[Saved data entries]
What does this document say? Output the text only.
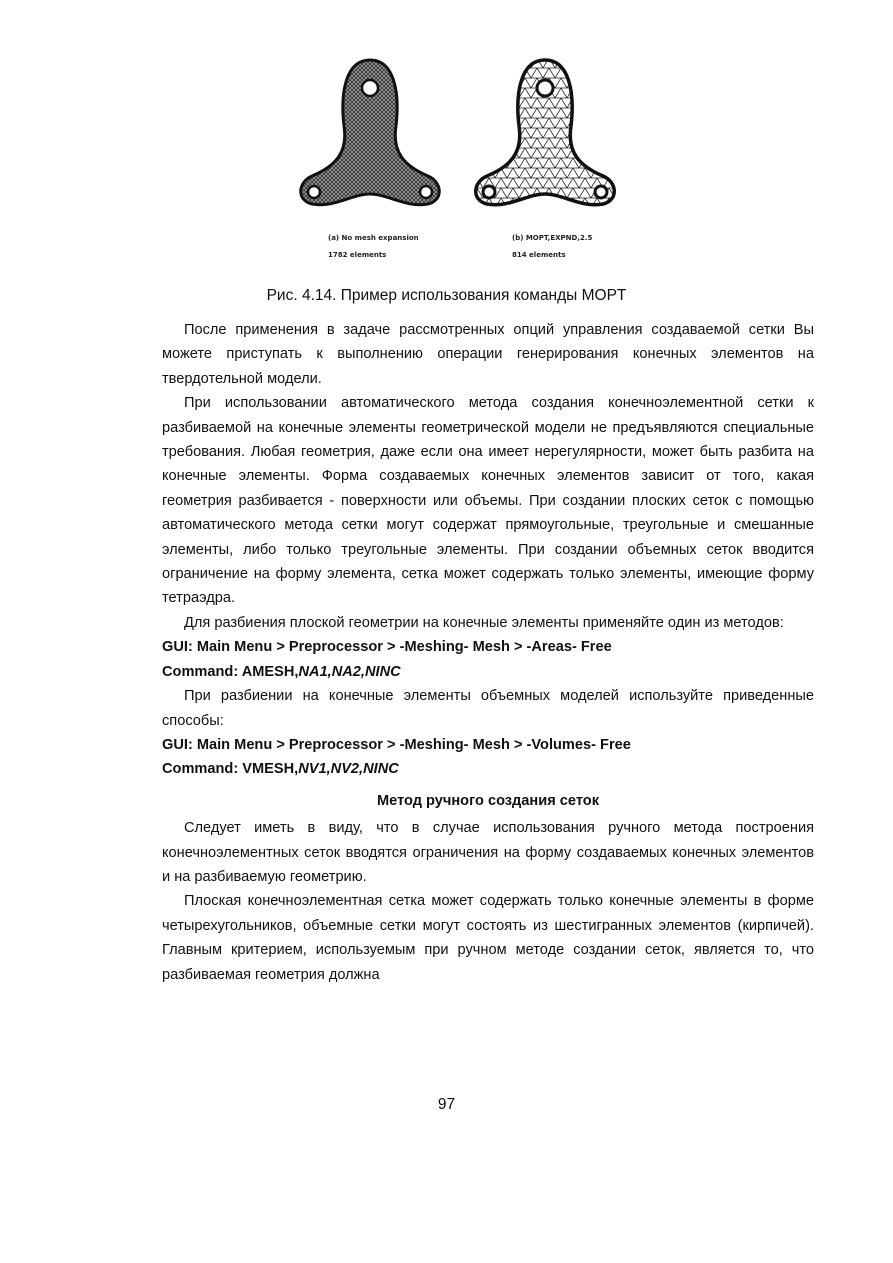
(a) No mesh expansion
1782 elements
(b) MOPT,EXPND,2.5
814 elements
Рис. 4.14. Пример использования команды MOPT

После применения в задаче рассмотренных опций управления создаваемой сетки Вы можете приступать к выполнению операции генерирования конечных элементов на твердотельной модели.

При использовании автоматического метода создания конечноэлементной сетки к разбиваемой на конечные элементы геометрической модели не предъявляются специальные требования. Любая геометрия, даже если она имеет нерегулярности, может быть разбита на конечные элементы. Форма создаваемых конечных элементов зависит от того, какая геометрия разбивается - поверхности или объемы. При создании плоских сеток с помощью автоматического метода сетки могут содержат прямоугольные, треугольные и смешанные элементы, либо только треугольные элементы. При создании объемных сеток вводится ограничение на форму элемента, сетка может содержать только элементы, имеющие форму тетраэдра.

Для разбиения плоской геометрии на конечные элементы применяйте один из методов:

GUI: Main Menu > Preprocessor > -Meshing- Mesh > -Areas- Free

Command: AMESH,NA1,NA2,NINC

При разбиении на конечные элементы объемных моделей используйте приведенные способы:

GUI: Main Menu > Preprocessor > -Meshing- Mesh > -Volumes- Free

Command: VMESH,NV1,NV2,NINC

Метод ручного создания сеток

Следует иметь в виду, что в случае использования ручного метода построения конечноэлементных сеток вводятся ограничения на форму создаваемых конечных элементов и на разбиваемую геометрию.

Плоская конечноэлементная сетка может содержать только конечные элементы в форме четырехугольников, объемные сетки могут состоять из шестигранных элементов (кирпичей). Главным критерием, используемым при ручном методе создании сеток, является то, что разбиваемая геометрия должна

97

* **Directions**
In the lines above, locate the string "Meshing". Copy every line where it occurs.

* **Exercise response**
GUI: Main Menu > Preprocessor > -Meshing- Mesh > -Areas- Free
GUI: Main Menu > Preprocessor > -Meshing- Mesh > -Volumes- Free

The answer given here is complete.